■ Exercise text ■
"""

New problems demand new solutions.

And while the future remains volatile and uncertain, one thing is sure: Normal as we knew it for work is gone. We can never go back to the way things were before. And why would we want to? For decades, employees have suffered through a status quo experience of work that was most commonly disengaging and unsatisfying. Why would we want to go back to that?

What lies before us, regardless of the challenges currently at hand, is an opportunity to completely rethink and reshape work in a way that serves everyone better: employee, manager, customer…everyone.

Normal as we knew it for work is gone.

But we need to move swiftly and with clear focus on what matters the most. From my seat, that means breaking and replacing inhumane processes with those designed for humans. We must take advantage of the open minds and lowered guards from those in power to usher in a new era of work that truly works for humans.

Here are a few thoughts and recommendations for where we can make the biggest impact.

The Role of the Manager

From its inception over a century ago, the role of management has been oriented toward control. Employers tasked managers with ensuring that the company was getting its money’s worth out of the dollars they paid to employees. Unfortunately, even as the nature of work has shifted dramatically over decades, the role of manager hasn’t moved with it. Historically, this has been a sticky problem. But things are different right now.

Never before have managers been forced to think about and care for employee wellbeing more than they do right now. If you manage essential employees, you have to be dialed into how safe or scared they feel at work. You have to pay close attention to how the stress is affecting them because it obviously impacts their performance. 

If you manage a newly remote team, avoiding conversations with your employees about how they are balancing their family obligations and other distractions could have significant consequences to both their work performance and commitment.

In this moment, managers must have a heightened awareness of the humans who are doing the work. Partly that’s because we are all experiencing our own human challenges. This is creating greater empathy. In addition, the consequences of not attending to these issues are highly visible. The role of the manager in today’s working world is to cultivate human performance. I write at length about this in my book, but the short version is that people have a natural inclination toward performance and growth. When we have what we need, and our paths are free of obstacles, we will find a way to succeed. 

Managers must have a heightened awareness of the humans who are doing the work.

A manager’s responsibility to her team is similar to the gardener’s responsibility to her garden: to ensure that those miraculous living things have what they need to thrive and promptly remove any obstacles that might get in their way.

The opportunity in this moment is to orient management practices around checking in with the human first. One powerful example is to redefine and structure manager checkins with employees. I wrote a post about how to do this a couple of weeks ago that you can reference for more detail. It’s also a great time to focus on the education of our managers and leaders about issues of wellbeing so that they can better provide support to employees as they need it.

"""

■ Records provided ■
"""

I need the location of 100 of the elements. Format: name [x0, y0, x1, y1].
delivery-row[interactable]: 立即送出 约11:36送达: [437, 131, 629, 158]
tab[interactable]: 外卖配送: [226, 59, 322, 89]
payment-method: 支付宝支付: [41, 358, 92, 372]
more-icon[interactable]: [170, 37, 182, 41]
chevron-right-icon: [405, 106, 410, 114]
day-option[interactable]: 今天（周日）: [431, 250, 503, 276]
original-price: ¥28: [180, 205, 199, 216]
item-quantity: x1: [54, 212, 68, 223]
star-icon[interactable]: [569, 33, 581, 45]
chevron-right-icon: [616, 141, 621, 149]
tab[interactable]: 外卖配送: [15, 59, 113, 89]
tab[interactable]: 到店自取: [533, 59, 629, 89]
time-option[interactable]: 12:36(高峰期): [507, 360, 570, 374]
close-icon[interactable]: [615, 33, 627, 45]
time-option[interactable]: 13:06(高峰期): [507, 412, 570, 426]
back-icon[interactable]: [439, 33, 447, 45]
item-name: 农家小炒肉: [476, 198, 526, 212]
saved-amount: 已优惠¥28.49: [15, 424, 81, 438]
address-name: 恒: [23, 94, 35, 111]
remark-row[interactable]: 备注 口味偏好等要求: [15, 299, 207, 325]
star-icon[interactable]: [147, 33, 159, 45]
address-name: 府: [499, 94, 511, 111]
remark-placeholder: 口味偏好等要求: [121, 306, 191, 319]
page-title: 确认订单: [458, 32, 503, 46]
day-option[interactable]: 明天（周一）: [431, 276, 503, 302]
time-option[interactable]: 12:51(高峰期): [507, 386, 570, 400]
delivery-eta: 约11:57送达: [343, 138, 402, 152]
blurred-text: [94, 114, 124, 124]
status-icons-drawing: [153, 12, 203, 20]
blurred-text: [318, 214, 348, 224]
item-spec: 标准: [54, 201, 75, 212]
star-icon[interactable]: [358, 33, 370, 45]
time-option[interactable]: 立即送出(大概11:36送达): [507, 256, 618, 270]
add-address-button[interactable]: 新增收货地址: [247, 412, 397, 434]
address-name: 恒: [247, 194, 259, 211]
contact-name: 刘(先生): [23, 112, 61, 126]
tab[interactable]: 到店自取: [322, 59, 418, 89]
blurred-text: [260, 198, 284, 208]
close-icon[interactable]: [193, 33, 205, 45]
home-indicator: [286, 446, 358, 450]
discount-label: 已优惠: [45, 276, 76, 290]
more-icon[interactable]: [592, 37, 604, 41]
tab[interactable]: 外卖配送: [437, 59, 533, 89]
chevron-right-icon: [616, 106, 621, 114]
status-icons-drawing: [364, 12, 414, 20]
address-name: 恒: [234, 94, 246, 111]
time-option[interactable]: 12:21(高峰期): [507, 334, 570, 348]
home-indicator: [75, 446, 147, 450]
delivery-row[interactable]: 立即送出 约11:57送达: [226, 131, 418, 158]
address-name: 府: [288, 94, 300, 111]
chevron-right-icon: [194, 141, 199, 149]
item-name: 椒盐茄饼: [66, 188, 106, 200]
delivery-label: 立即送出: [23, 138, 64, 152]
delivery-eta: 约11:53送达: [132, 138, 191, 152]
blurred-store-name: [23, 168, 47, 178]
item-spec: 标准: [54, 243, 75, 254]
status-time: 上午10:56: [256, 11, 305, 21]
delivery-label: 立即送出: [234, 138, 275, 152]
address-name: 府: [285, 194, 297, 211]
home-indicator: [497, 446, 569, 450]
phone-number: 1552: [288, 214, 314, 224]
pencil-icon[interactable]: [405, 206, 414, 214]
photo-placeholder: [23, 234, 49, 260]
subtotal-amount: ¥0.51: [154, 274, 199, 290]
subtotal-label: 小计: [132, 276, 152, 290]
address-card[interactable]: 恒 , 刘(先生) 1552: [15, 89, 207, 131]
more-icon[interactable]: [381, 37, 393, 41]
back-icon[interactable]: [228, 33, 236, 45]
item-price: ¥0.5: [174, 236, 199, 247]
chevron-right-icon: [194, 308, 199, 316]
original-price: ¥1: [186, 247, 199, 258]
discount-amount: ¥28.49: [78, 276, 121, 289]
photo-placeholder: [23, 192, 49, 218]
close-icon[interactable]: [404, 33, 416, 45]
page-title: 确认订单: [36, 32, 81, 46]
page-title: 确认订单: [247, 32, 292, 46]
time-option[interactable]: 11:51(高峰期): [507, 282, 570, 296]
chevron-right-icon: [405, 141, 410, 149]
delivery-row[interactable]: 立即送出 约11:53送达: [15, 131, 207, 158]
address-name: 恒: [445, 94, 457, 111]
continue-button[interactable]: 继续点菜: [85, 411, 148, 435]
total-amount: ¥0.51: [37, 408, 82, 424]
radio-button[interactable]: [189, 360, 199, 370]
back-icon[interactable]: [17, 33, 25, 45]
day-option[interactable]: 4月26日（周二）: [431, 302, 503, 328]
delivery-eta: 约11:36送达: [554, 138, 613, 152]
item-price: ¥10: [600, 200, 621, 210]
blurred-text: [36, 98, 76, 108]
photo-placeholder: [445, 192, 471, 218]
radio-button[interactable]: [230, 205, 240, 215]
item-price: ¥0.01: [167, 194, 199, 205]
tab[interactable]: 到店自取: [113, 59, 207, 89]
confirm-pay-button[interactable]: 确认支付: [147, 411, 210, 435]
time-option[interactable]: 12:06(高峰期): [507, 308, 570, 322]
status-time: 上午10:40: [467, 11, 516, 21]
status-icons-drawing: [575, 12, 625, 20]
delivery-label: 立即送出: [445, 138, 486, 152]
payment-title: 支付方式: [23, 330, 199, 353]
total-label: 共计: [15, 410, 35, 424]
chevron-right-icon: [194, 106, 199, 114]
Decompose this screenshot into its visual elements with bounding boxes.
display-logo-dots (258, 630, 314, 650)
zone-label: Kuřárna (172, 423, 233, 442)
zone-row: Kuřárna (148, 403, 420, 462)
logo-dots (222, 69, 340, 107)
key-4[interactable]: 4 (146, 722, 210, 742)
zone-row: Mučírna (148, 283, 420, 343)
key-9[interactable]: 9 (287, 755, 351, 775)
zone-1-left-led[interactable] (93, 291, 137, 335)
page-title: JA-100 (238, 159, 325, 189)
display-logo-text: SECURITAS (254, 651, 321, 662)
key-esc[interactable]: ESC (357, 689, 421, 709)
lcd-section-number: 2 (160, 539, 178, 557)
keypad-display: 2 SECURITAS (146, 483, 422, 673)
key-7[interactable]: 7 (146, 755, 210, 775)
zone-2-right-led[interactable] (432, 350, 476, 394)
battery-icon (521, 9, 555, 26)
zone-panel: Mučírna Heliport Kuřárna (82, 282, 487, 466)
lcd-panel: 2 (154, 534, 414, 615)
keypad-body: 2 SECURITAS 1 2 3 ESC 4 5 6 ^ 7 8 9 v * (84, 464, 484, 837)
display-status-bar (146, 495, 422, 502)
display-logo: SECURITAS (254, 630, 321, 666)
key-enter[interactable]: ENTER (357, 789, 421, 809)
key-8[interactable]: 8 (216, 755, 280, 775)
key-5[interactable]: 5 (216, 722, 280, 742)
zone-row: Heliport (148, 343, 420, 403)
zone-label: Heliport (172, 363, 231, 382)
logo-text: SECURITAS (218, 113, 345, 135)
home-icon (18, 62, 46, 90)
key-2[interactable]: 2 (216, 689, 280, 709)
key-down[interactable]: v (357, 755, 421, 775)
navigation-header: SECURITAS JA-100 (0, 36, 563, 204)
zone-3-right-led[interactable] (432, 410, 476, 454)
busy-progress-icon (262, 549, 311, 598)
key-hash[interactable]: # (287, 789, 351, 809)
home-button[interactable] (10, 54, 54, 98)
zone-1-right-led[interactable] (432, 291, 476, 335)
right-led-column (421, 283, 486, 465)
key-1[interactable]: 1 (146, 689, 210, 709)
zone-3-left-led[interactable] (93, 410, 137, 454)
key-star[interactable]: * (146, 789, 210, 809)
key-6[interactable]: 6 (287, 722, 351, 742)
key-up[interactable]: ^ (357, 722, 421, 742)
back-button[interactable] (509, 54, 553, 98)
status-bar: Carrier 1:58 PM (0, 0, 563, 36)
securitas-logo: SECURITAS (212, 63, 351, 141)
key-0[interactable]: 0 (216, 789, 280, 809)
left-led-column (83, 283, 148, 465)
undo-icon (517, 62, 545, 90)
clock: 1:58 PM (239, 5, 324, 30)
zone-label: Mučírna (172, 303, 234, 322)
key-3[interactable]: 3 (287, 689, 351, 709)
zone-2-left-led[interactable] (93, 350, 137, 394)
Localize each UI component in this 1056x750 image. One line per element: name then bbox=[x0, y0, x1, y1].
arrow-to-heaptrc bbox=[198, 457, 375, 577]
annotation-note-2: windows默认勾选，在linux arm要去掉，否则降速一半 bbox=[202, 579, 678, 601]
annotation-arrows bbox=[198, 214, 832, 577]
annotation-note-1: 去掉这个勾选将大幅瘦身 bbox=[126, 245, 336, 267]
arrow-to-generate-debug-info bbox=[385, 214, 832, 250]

"""

■ Exercises to complete ■
1) In the text about the future of work, what has the role of management been oriented toward since its inception?
2) Write out the part of the text about the future of work starting at "And while the" and ending at "employee, manager, customer…everyone.".
3) In the text about the future of work, list each role named right after the words "serves everyone better".

■ Problem solutions ■
1) Control.

2)
And while the future remains volatile and uncertain, one thing is sure: Normal as we knew it for work is gone. We can never go back to the way things were before. And why would we want to? For decades, employees have suffered through a status quo experience of work that was most commonly disengaging and unsatisfying. Why would we want to go back to that?

What lies before us, regardless of the challenges currently at hand, is an opportunity to completely rethink and reshape work in a way that serves everyone better: employee, manager, customer…everyone.

3) Employee, manager, customer